Reproduce each of the lines below, word for word and character for character.

Items from a data source:
#####

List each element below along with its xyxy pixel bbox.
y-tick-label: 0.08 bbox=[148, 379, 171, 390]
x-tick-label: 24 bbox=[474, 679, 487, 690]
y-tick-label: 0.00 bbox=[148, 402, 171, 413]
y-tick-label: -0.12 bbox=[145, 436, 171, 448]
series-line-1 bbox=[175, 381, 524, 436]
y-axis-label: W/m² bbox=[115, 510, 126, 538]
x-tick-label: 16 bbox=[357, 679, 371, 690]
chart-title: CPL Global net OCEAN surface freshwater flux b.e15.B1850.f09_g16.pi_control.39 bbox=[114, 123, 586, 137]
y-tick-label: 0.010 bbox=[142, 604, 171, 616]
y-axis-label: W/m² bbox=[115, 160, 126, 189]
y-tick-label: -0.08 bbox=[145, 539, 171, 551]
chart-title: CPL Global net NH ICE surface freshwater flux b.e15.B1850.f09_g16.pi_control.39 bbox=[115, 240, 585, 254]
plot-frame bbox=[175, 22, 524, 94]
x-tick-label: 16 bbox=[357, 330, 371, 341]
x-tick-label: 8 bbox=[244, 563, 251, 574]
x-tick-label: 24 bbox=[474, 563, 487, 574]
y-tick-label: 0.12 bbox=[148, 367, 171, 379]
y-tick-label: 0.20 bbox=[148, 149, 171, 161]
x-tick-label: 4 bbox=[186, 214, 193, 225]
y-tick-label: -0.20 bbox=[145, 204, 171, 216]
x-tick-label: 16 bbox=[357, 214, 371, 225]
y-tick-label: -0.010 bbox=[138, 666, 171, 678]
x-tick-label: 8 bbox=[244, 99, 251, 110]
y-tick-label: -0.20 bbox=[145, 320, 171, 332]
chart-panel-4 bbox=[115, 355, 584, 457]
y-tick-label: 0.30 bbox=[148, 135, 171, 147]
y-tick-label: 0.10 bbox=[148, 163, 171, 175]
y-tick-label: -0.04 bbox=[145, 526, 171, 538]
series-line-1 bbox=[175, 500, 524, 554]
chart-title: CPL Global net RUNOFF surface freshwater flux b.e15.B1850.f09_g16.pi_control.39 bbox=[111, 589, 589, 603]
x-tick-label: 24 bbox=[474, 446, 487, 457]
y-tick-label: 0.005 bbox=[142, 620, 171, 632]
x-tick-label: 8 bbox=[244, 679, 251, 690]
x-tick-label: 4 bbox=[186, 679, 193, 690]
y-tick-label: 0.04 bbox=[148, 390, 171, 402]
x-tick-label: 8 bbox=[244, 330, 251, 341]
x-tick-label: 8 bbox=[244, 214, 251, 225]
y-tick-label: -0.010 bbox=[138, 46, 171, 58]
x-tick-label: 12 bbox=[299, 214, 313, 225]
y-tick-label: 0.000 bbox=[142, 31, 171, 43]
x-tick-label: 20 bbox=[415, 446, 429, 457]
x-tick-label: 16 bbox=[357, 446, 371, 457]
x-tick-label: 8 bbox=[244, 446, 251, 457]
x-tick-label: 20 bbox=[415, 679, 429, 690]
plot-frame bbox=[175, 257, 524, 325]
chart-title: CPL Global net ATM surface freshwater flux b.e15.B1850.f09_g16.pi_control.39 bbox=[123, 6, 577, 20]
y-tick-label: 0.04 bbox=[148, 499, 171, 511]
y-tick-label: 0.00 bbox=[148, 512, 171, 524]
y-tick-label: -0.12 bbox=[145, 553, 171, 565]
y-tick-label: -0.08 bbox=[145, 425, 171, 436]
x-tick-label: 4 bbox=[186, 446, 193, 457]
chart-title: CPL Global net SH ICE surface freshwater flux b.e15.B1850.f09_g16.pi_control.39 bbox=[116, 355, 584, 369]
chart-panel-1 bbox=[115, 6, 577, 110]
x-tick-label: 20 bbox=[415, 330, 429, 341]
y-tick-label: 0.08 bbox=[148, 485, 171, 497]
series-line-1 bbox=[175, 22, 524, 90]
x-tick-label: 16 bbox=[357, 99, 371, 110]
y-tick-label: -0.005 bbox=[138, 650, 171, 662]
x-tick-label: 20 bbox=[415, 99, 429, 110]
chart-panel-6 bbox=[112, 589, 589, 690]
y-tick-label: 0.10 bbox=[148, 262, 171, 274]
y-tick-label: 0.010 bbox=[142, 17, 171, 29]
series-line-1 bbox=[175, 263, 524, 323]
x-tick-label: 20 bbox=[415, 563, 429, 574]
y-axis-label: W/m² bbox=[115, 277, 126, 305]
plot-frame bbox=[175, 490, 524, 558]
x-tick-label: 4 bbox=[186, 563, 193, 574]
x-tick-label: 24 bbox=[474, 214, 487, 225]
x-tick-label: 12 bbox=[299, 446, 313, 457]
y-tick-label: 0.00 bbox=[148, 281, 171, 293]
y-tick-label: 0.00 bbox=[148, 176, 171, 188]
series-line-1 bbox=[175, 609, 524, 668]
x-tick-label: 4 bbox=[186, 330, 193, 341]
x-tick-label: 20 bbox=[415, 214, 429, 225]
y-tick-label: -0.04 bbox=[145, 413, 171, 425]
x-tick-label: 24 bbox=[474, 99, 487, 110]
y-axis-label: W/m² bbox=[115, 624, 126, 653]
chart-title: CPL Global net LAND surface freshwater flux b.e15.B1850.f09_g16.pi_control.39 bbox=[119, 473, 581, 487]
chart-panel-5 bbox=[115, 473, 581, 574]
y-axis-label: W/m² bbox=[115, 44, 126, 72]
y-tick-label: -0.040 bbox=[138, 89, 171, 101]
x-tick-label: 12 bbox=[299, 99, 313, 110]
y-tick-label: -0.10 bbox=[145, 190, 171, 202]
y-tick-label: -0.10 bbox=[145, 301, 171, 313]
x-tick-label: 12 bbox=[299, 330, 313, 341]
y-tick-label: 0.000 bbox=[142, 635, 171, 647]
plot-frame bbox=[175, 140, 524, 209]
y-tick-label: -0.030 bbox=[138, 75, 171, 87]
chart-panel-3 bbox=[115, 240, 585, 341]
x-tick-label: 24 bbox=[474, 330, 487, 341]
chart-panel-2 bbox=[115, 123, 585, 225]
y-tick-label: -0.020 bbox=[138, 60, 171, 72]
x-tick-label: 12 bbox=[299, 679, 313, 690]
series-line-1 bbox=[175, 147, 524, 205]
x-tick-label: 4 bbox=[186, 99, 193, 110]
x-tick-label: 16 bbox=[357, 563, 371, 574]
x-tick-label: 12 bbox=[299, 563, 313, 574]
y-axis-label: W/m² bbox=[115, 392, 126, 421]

#####

■ Result of this task ■
List each element below along with its xyxy pixel bbox.
y-tick-label: 0.08 bbox=[148, 379, 171, 390]
x-tick-label: 24 bbox=[474, 679, 487, 690]
y-tick-label: 0.00 bbox=[148, 402, 171, 413]
y-tick-label: -0.12 bbox=[145, 436, 171, 448]
series-line-1 bbox=[175, 381, 524, 436]
y-axis-label: W/m² bbox=[115, 510, 126, 538]
x-tick-label: 16 bbox=[357, 679, 371, 690]
chart-title: CPL Global net OCEAN surface freshwater flux b.e15.B1850.f09_g16.pi_control.39 bbox=[114, 123, 586, 137]
y-tick-label: 0.010 bbox=[142, 604, 171, 616]
y-axis-label: W/m² bbox=[115, 160, 126, 189]
y-tick-label: -0.08 bbox=[145, 539, 171, 551]
chart-title: CPL Global net NH ICE surface freshwater flux b.e15.B1850.f09_g16.pi_control.39 bbox=[115, 240, 585, 254]
plot-frame bbox=[175, 22, 524, 94]
x-tick-label: 16 bbox=[357, 330, 371, 341]
x-tick-label: 8 bbox=[244, 563, 251, 574]
x-tick-label: 24 bbox=[474, 563, 487, 574]
y-tick-label: 0.12 bbox=[148, 367, 171, 379]
y-tick-label: 0.20 bbox=[148, 149, 171, 161]
x-tick-label: 4 bbox=[186, 214, 193, 225]
y-tick-label: -0.20 bbox=[145, 204, 171, 216]
x-tick-label: 16 bbox=[357, 214, 371, 225]
y-tick-label: -0.010 bbox=[138, 666, 171, 678]
x-tick-label: 8 bbox=[244, 99, 251, 110]
y-tick-label: -0.20 bbox=[145, 320, 171, 332]
chart-panel-4 bbox=[115, 355, 584, 457]
y-tick-label: 0.30 bbox=[148, 135, 171, 147]
y-tick-label: 0.10 bbox=[148, 163, 171, 175]
y-tick-label: -0.04 bbox=[145, 526, 171, 538]
series-line-1 bbox=[175, 500, 524, 554]
chart-title: CPL Global net RUNOFF surface freshwater flux b.e15.B1850.f09_g16.pi_control.39 bbox=[111, 589, 589, 603]
x-tick-label: 24 bbox=[474, 446, 487, 457]
y-tick-label: 0.005 bbox=[142, 620, 171, 632]
x-tick-label: 8 bbox=[244, 679, 251, 690]
x-tick-label: 4 bbox=[186, 679, 193, 690]
y-tick-label: 0.04 bbox=[148, 390, 171, 402]
x-tick-label: 8 bbox=[244, 330, 251, 341]
x-tick-label: 8 bbox=[244, 214, 251, 225]
y-tick-label: -0.010 bbox=[138, 46, 171, 58]
x-tick-label: 12 bbox=[299, 214, 313, 225]
y-tick-label: 0.000 bbox=[142, 31, 171, 43]
x-tick-label: 20 bbox=[415, 446, 429, 457]
x-tick-label: 16 bbox=[357, 446, 371, 457]
x-tick-label: 8 bbox=[244, 446, 251, 457]
x-tick-label: 20 bbox=[415, 679, 429, 690]
plot-frame bbox=[175, 257, 524, 325]
chart-title: CPL Global net ATM surface freshwater flux b.e15.B1850.f09_g16.pi_control.39 bbox=[123, 6, 577, 20]
y-tick-label: 0.04 bbox=[148, 499, 171, 511]
y-tick-label: 0.00 bbox=[148, 512, 171, 524]
y-tick-label: -0.12 bbox=[145, 553, 171, 565]
y-tick-label: -0.08 bbox=[145, 425, 171, 436]
x-tick-label: 4 bbox=[186, 446, 193, 457]
chart-title: CPL Global net SH ICE surface freshwater flux b.e15.B1850.f09_g16.pi_control.39 bbox=[116, 355, 584, 369]
chart-panel-1 bbox=[115, 6, 577, 110]
x-tick-label: 20 bbox=[415, 330, 429, 341]
y-tick-label: 0.08 bbox=[148, 485, 171, 497]
series-line-1 bbox=[175, 22, 524, 90]
x-tick-label: 16 bbox=[357, 99, 371, 110]
y-tick-label: -0.005 bbox=[138, 650, 171, 662]
x-tick-label: 20 bbox=[415, 99, 429, 110]
chart-panel-6 bbox=[112, 589, 589, 690]
y-tick-label: 0.10 bbox=[148, 262, 171, 274]
y-tick-label: 0.010 bbox=[142, 17, 171, 29]
series-line-1 bbox=[175, 263, 524, 323]
x-tick-label: 20 bbox=[415, 563, 429, 574]
y-axis-label: W/m² bbox=[115, 277, 126, 305]
plot-frame bbox=[175, 490, 524, 558]
x-tick-label: 4 bbox=[186, 563, 193, 574]
x-tick-label: 24 bbox=[474, 214, 487, 225]
x-tick-label: 12 bbox=[299, 446, 313, 457]
y-tick-label: 0.00 bbox=[148, 281, 171, 293]
y-tick-label: 0.00 bbox=[148, 176, 171, 188]
series-line-1 bbox=[175, 609, 524, 668]
x-tick-label: 4 bbox=[186, 330, 193, 341]
x-tick-label: 20 bbox=[415, 214, 429, 225]
y-tick-label: -0.04 bbox=[145, 413, 171, 425]
x-tick-label: 24 bbox=[474, 99, 487, 110]
y-axis-label: W/m² bbox=[115, 624, 126, 653]
chart-title: CPL Global net LAND surface freshwater flux b.e15.B1850.f09_g16.pi_control.39 bbox=[119, 473, 581, 487]
chart-panel-5 bbox=[115, 473, 581, 574]
y-axis-label: W/m² bbox=[115, 44, 126, 72]
y-tick-label: -0.040 bbox=[138, 89, 171, 101]
x-tick-label: 12 bbox=[299, 99, 313, 110]
y-tick-label: -0.10 bbox=[145, 190, 171, 202]
y-tick-label: -0.10 bbox=[145, 301, 171, 313]
x-tick-label: 12 bbox=[299, 330, 313, 341]
y-tick-label: 0.000 bbox=[142, 635, 171, 647]
plot-frame bbox=[175, 140, 524, 209]
y-tick-label: -0.030 bbox=[138, 75, 171, 87]
chart-panel-3 bbox=[115, 240, 585, 341]
x-tick-label: 24 bbox=[474, 330, 487, 341]
chart-panel-2 bbox=[115, 123, 585, 225]
y-tick-label: -0.020 bbox=[138, 60, 171, 72]
x-tick-label: 12 bbox=[299, 679, 313, 690]
series-line-1 bbox=[175, 147, 524, 205]
x-tick-label: 4 bbox=[186, 99, 193, 110]
x-tick-label: 16 bbox=[357, 563, 371, 574]
x-tick-label: 12 bbox=[299, 563, 313, 574]
y-axis-label: W/m² bbox=[115, 392, 126, 421]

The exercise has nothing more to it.